------ Supplied information

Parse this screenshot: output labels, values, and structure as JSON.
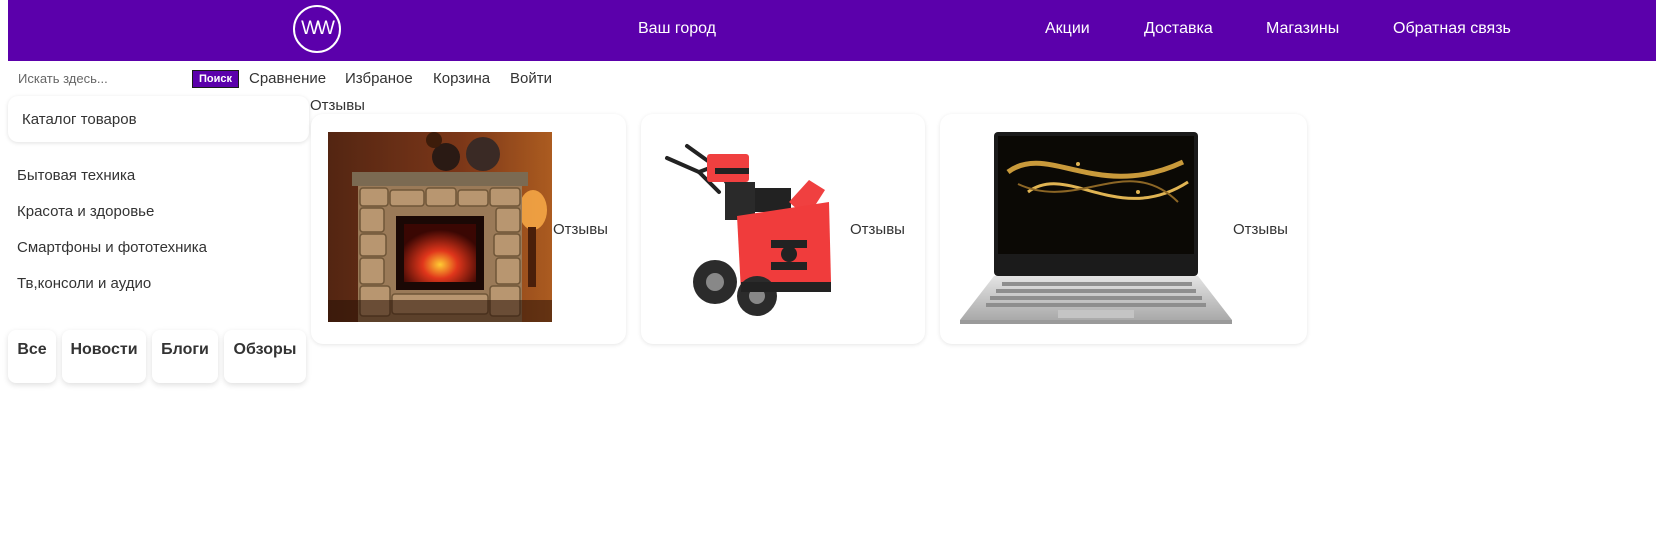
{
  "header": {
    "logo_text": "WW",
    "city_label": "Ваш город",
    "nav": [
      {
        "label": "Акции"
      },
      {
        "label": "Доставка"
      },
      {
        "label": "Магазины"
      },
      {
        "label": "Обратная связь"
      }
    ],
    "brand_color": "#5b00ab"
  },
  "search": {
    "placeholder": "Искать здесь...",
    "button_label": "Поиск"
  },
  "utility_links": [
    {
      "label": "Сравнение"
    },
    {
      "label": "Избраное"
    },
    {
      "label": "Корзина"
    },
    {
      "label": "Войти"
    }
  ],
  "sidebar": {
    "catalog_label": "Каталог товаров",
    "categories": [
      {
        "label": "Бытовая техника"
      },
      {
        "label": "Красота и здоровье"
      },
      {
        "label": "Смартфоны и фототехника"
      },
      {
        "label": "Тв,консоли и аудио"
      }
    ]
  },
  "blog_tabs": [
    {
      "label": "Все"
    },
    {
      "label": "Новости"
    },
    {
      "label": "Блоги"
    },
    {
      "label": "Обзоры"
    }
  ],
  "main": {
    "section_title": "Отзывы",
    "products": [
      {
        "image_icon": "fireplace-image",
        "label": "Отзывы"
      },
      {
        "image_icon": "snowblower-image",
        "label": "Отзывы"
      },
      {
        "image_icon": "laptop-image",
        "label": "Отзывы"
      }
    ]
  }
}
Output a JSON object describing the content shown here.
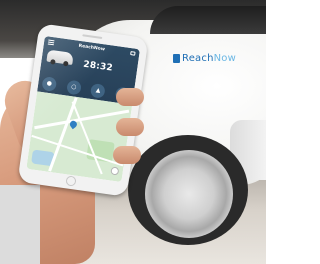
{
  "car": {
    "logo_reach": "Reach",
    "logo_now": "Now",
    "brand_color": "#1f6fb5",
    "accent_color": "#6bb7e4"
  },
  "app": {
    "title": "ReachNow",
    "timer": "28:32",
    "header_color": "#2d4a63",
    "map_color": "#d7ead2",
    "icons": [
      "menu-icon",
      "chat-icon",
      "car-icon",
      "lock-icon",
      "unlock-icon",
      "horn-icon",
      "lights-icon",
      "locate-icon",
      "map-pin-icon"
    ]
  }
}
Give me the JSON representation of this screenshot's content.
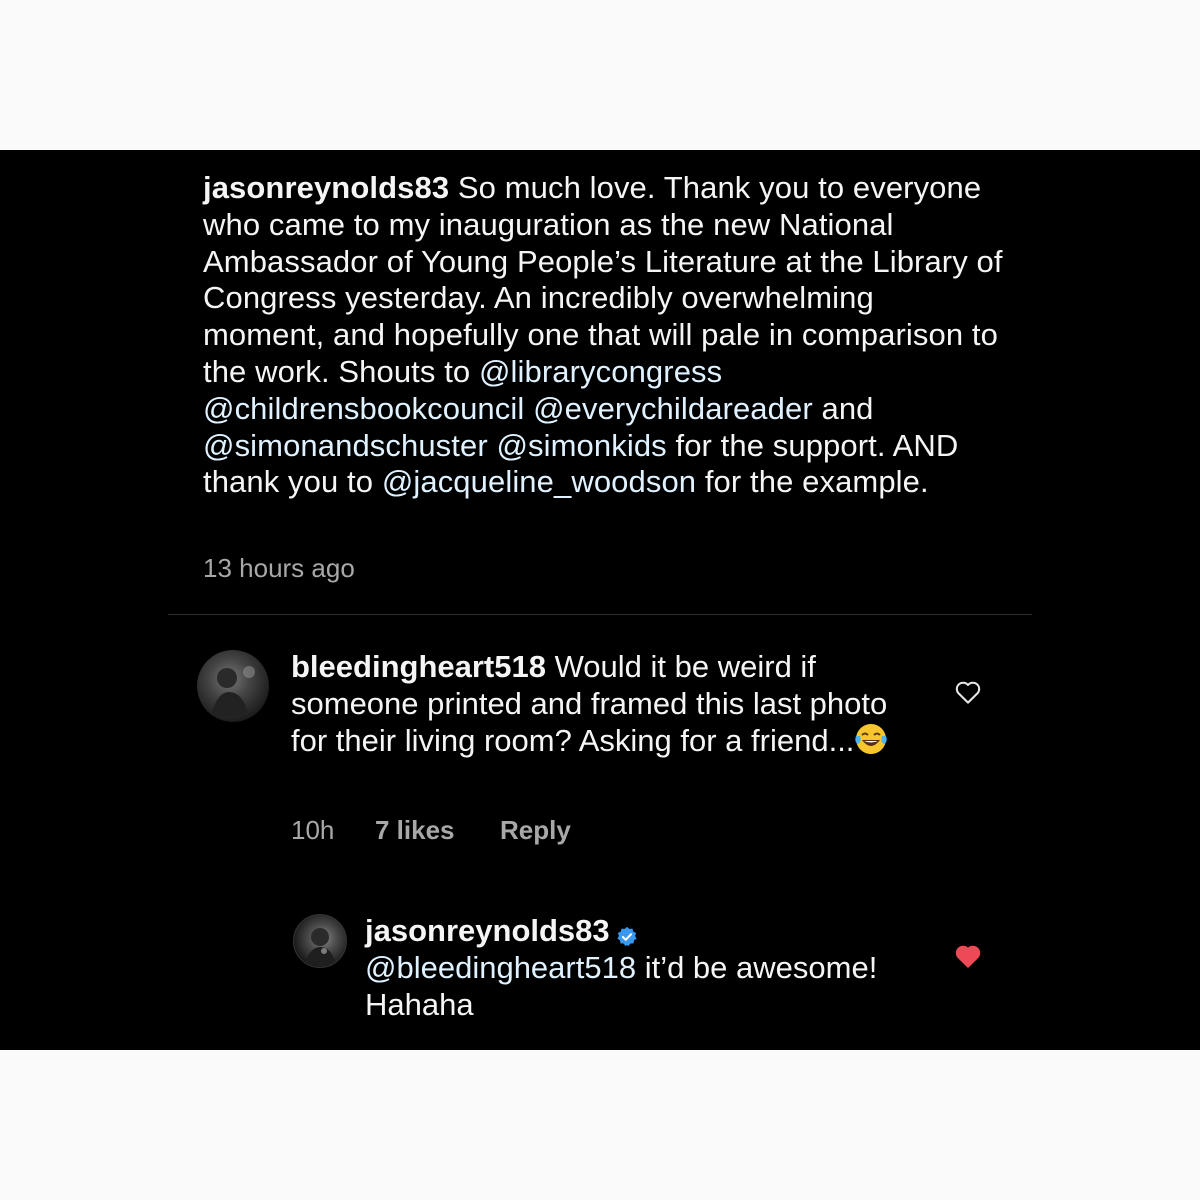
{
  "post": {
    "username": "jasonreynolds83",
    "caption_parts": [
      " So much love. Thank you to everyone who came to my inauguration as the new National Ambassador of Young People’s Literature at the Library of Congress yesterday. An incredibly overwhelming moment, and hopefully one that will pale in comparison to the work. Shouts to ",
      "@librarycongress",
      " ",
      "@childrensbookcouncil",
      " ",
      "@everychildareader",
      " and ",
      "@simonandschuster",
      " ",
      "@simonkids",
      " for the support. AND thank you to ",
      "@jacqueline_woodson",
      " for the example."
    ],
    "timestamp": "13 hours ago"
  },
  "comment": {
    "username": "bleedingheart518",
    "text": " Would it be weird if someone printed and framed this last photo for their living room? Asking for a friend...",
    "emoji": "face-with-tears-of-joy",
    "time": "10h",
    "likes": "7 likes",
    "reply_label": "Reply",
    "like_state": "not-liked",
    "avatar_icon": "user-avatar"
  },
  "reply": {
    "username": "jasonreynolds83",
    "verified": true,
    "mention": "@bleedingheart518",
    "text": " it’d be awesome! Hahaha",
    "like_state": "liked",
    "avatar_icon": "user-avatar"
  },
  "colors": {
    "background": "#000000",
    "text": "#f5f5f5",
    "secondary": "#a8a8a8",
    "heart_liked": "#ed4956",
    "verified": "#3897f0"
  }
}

------------
------ Supplied information

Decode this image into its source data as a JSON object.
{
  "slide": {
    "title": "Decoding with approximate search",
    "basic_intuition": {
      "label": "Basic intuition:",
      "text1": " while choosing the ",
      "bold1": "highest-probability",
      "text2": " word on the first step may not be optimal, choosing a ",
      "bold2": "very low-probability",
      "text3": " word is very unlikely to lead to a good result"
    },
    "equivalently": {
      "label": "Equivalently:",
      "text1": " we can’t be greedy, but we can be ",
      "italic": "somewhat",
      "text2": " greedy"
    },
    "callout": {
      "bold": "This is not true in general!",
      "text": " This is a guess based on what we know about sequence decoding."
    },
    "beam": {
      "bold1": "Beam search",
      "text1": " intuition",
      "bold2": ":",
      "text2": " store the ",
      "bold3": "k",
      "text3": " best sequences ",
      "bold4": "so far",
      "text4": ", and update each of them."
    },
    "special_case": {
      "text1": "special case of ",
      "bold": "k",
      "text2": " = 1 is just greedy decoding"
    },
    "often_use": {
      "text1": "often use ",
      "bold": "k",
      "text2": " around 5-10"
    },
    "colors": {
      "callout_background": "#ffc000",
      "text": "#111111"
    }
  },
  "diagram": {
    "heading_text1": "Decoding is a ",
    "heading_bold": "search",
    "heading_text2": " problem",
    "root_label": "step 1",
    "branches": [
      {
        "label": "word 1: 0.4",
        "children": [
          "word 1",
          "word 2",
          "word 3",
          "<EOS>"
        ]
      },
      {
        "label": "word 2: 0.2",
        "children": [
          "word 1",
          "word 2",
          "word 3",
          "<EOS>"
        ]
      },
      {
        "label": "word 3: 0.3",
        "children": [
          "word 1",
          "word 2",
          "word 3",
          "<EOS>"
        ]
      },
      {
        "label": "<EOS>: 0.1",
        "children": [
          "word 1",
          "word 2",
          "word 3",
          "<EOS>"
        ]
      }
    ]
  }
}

------------

-- Written exercise --
Review the material and copy each line in which the word "JSON" appears.

-- Output --
Parse this screenshot: output labels, values, and structure as JSON.
Output a JSON object describing the content shown here.
Give me the JSON representation of this screenshot's content.
Decode this image into its source data as a JSON object.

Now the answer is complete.